Exercise aim
Below are some entries; can you quote all of them exactly?

============

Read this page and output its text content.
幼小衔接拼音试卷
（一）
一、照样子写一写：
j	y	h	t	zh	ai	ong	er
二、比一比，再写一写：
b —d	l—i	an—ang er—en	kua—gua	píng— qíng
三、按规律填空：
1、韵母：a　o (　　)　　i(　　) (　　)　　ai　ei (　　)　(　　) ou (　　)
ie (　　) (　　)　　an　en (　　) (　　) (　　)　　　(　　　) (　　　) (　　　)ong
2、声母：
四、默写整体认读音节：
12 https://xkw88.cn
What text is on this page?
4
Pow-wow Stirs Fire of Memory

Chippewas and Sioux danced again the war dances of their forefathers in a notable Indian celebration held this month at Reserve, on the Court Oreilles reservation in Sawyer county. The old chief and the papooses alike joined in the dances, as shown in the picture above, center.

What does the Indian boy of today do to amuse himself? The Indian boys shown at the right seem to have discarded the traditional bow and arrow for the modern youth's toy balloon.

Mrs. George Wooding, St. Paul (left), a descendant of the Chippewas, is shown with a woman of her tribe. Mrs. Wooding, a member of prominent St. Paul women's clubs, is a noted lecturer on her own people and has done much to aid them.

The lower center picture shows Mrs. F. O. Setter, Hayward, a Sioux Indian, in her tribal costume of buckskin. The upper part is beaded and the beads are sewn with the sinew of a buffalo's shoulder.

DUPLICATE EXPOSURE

============

Output for this task
Read this page and output its text content.
幼小衔接拼音试卷
（一）
一、照样子写一写：
j	y	h	t	zh	ai	ong	er
二、比一比，再写一写：
b —d	l—i	an—ang er—en	kua—gua	píng— qíng
三、按规律填空：
1、韵母：a　o (　　)　　i(　　) (　　)　　ai　ei (　　)　(　　) ou (　　)
ie (　　) (　　)　　an　en (　　) (　　) (　　)　　　(　　　) (　　　) (　　　)ong
2、声母：
四、默写整体认读音节：
12 https://xkw88.cn
What text is on this page?
4
Pow-wow Stirs Fire of Memory

Chippewas and Sioux danced again the war dances of their forefathers in a notable Indian celebration held this month at Reserve, on the Court Oreilles reservation in Sawyer county. The old chief and the papooses alike joined in the dances, as shown in the picture above, center.

What does the Indian boy of today do to amuse himself? The Indian boys shown at the right seem to have discarded the traditional bow and arrow for the modern youth's toy balloon.

Mrs. George Wooding, St. Paul (left), a descendant of the Chippewas, is shown with a woman of her tribe. Mrs. Wooding, a member of prominent St. Paul women's clubs, is a noted lecturer on her own people and has done much to aid them.

The lower center picture shows Mrs. F. O. Setter, Hayward, a Sioux Indian, in her tribal costume of buckskin. The upper part is beaded and the beads are sewn with the sinew of a buffalo's shoulder.

DUPLICATE EXPOSURE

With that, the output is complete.